**Set exercise:** Check every line of the entries that follow, and copy the ones containing "Linkage".

>> Begin Data for the task

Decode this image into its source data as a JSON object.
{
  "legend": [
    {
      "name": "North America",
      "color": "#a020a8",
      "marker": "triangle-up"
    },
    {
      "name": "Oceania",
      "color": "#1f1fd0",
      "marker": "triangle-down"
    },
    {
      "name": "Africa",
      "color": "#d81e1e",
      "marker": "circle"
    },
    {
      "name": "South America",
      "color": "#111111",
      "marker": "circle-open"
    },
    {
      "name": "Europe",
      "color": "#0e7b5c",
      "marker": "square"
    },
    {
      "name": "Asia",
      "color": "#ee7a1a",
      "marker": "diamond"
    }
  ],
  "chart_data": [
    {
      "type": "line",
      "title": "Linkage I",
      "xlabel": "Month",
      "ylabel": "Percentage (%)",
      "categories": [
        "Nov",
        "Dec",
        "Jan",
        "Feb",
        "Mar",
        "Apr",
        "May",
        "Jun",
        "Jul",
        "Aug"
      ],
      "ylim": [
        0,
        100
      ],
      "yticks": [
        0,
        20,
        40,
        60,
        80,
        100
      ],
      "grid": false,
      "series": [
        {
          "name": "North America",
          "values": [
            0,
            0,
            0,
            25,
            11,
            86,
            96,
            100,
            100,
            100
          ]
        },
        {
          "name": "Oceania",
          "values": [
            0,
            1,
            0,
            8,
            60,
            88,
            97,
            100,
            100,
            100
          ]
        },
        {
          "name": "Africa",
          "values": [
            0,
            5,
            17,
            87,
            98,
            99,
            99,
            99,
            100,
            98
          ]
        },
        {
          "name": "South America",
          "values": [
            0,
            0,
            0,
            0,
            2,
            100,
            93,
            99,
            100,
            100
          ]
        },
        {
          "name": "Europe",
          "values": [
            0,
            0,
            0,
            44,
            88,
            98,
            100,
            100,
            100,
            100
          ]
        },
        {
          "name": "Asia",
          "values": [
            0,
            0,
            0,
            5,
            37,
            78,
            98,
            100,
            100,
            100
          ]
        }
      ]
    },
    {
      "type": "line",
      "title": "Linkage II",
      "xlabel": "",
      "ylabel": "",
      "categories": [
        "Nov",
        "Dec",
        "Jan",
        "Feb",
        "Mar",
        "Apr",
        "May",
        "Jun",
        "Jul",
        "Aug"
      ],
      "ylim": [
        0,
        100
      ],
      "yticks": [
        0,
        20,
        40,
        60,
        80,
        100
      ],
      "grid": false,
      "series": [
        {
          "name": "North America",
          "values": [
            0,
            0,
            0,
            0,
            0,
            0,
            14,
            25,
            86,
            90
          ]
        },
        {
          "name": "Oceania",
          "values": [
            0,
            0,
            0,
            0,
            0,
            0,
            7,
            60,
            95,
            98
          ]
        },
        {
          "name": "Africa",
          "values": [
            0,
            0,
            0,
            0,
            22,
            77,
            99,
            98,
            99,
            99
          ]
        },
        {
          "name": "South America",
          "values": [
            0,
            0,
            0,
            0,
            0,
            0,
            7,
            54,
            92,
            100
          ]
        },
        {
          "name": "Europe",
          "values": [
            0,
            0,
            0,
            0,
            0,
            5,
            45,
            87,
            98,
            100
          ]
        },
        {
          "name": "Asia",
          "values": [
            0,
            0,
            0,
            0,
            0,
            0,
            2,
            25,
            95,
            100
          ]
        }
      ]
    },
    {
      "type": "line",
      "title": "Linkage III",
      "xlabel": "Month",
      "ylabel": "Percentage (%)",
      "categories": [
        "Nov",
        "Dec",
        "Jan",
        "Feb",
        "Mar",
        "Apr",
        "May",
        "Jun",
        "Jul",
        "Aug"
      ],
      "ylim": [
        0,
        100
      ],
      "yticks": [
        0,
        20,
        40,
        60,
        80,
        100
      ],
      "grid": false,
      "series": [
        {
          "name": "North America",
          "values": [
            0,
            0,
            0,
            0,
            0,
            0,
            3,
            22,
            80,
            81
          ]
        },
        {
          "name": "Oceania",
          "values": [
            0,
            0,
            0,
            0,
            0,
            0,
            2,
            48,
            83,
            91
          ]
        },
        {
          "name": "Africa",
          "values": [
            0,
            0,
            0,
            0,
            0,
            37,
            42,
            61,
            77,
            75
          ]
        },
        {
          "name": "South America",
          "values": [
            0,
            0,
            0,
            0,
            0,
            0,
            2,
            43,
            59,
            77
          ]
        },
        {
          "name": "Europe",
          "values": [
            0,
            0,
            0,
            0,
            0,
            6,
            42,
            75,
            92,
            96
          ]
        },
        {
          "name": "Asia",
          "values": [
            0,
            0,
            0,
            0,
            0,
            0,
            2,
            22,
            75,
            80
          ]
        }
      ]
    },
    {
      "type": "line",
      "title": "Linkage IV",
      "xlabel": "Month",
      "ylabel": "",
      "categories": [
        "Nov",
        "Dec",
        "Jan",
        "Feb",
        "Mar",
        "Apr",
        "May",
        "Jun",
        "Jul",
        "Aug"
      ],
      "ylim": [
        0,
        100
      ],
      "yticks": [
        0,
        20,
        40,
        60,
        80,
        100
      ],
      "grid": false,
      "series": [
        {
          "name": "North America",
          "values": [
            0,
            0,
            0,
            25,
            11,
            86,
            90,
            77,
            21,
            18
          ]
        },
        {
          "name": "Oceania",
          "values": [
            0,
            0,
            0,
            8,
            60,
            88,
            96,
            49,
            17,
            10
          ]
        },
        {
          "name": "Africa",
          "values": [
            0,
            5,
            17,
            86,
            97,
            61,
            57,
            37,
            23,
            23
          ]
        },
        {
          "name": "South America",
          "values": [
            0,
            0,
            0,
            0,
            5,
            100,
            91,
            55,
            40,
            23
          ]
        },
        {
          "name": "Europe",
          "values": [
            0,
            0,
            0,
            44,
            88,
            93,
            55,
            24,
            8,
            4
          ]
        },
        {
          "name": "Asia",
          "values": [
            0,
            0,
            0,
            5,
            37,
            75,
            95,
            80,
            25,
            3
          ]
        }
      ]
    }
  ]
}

>> End Data for the task

**Output for this exercise:**
      "title": "Linkage I",
      "title": "Linkage II",
      "title": "Linkage III",
      "title": "Linkage IV",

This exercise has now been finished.